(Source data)
####

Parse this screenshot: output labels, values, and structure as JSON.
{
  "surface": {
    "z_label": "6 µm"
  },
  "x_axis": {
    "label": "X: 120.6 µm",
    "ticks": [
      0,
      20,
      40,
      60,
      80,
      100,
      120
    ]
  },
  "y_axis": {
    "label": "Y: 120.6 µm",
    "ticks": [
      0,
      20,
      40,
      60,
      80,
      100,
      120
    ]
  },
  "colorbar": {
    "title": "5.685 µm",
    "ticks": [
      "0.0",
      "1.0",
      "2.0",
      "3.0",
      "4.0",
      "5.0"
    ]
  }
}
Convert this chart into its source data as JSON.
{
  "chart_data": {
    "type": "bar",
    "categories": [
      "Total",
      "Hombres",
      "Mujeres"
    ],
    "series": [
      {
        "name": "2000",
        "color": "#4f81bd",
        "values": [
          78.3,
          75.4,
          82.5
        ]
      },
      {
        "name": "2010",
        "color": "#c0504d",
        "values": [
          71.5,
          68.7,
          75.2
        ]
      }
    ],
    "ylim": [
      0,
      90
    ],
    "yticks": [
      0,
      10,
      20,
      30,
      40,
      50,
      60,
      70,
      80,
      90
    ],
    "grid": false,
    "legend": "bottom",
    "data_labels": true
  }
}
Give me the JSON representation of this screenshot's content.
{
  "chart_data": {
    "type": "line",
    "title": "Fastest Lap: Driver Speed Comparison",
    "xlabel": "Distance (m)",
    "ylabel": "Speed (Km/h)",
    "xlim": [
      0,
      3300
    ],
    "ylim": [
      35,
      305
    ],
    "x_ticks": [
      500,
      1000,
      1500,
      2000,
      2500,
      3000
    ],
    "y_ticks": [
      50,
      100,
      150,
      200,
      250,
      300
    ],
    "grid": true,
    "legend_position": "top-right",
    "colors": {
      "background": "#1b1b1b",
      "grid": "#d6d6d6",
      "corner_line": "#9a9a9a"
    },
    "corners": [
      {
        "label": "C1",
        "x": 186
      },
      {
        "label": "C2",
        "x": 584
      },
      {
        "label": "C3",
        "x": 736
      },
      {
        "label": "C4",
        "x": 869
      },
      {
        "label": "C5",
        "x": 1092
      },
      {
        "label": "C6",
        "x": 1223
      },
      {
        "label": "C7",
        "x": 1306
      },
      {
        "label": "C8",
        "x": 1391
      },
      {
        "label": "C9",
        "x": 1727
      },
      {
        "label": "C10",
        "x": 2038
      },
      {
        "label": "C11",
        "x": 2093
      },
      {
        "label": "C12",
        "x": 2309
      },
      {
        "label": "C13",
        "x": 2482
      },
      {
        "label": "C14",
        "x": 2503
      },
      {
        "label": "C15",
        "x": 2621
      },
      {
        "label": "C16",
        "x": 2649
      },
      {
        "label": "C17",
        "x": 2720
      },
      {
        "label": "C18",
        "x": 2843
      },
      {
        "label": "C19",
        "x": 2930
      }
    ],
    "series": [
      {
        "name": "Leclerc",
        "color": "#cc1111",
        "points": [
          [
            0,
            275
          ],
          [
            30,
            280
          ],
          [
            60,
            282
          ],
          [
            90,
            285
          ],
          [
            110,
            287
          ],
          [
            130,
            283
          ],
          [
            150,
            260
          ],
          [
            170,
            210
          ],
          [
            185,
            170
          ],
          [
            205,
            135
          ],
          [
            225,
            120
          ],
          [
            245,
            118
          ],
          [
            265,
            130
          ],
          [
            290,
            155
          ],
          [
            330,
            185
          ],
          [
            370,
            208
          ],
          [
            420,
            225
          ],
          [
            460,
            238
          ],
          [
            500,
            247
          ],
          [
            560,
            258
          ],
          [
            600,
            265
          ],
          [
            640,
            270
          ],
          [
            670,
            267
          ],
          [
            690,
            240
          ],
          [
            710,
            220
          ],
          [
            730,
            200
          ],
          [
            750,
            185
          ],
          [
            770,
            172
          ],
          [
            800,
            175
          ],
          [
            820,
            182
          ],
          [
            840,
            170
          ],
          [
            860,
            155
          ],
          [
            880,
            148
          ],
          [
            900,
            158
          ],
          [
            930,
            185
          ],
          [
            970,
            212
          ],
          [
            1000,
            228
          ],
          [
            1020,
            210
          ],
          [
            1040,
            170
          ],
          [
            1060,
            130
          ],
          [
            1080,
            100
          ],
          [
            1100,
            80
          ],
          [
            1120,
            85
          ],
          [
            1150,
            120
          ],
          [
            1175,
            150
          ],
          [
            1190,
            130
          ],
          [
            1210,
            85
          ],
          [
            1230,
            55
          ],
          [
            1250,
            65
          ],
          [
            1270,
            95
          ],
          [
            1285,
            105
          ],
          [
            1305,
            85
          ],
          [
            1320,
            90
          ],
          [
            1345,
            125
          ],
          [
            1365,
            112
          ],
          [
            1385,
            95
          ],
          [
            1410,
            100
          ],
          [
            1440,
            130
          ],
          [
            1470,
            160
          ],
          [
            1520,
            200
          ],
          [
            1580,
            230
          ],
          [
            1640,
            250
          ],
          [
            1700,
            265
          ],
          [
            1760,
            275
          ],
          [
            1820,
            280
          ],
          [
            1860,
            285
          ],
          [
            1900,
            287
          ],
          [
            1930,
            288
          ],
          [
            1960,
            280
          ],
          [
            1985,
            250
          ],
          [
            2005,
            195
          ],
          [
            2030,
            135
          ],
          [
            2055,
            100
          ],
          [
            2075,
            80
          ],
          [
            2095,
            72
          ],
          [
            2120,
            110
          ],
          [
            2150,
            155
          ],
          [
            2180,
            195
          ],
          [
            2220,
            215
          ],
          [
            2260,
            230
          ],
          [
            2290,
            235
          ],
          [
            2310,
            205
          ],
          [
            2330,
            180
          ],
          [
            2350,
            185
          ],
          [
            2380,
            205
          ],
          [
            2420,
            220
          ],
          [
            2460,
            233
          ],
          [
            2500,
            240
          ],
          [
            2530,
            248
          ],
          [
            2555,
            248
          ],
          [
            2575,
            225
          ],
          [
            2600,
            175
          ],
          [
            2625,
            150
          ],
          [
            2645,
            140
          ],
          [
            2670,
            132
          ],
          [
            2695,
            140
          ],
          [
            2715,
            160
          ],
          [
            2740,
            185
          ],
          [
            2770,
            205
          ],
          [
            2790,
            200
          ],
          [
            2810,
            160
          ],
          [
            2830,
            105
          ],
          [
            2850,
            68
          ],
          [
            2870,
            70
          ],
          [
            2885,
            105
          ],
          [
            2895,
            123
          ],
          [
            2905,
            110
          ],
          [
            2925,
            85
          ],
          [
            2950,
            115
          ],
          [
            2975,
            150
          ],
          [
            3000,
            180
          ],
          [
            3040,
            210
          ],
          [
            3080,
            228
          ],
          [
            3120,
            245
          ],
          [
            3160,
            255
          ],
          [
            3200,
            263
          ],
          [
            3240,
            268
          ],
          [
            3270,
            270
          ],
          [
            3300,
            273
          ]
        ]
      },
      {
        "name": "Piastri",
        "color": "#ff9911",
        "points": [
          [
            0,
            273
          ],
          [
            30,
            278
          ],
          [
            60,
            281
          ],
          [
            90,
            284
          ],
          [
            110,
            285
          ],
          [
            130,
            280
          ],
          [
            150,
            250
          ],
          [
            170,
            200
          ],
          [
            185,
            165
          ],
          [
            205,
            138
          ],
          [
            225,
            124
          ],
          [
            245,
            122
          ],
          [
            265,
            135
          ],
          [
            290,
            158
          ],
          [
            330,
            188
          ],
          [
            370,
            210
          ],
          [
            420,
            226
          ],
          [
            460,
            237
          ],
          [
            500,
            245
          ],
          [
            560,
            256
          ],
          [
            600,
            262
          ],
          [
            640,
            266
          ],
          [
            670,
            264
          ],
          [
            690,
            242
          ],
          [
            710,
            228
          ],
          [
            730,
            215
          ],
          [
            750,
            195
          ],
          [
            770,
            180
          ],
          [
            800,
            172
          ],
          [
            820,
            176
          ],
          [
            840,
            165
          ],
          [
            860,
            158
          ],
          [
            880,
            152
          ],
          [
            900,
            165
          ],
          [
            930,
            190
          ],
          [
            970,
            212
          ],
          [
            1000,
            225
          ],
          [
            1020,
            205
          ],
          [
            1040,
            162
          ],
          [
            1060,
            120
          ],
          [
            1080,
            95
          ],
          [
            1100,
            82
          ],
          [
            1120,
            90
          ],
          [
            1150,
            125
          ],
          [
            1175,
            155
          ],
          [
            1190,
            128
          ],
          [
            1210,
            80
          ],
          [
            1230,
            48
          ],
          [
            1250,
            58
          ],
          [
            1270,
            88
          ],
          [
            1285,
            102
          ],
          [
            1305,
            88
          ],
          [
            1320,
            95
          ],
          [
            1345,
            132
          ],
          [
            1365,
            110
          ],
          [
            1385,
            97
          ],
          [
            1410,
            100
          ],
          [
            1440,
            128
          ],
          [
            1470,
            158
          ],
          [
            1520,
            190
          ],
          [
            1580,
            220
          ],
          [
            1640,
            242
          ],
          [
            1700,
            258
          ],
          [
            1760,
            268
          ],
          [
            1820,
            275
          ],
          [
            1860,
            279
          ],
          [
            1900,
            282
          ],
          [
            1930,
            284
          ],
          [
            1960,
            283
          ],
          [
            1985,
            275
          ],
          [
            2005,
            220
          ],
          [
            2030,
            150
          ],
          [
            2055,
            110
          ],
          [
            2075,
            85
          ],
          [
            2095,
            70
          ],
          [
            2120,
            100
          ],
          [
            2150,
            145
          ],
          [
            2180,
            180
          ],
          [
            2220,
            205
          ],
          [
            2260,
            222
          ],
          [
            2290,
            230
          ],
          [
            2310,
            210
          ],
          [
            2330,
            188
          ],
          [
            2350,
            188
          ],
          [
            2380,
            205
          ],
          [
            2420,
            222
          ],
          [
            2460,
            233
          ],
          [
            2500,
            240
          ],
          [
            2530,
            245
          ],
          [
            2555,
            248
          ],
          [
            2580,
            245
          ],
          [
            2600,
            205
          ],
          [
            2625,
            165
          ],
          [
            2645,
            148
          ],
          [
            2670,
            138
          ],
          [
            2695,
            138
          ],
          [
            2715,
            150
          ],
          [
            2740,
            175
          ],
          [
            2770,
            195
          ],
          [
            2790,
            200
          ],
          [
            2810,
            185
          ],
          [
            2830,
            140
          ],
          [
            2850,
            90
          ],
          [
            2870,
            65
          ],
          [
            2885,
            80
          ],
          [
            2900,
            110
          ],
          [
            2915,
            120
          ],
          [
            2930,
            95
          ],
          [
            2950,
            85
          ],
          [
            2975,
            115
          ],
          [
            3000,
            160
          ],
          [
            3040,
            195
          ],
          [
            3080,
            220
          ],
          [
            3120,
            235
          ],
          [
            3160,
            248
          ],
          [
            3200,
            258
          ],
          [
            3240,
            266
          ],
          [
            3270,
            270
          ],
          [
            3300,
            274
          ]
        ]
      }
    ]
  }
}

####

Copy out every line of the data that includes "Speed".

ANSWER TO THIS PROBLEM:
    "title": "Fastest Lap: Driver Speed Comparison",
    "ylabel": "Speed (Km/h)",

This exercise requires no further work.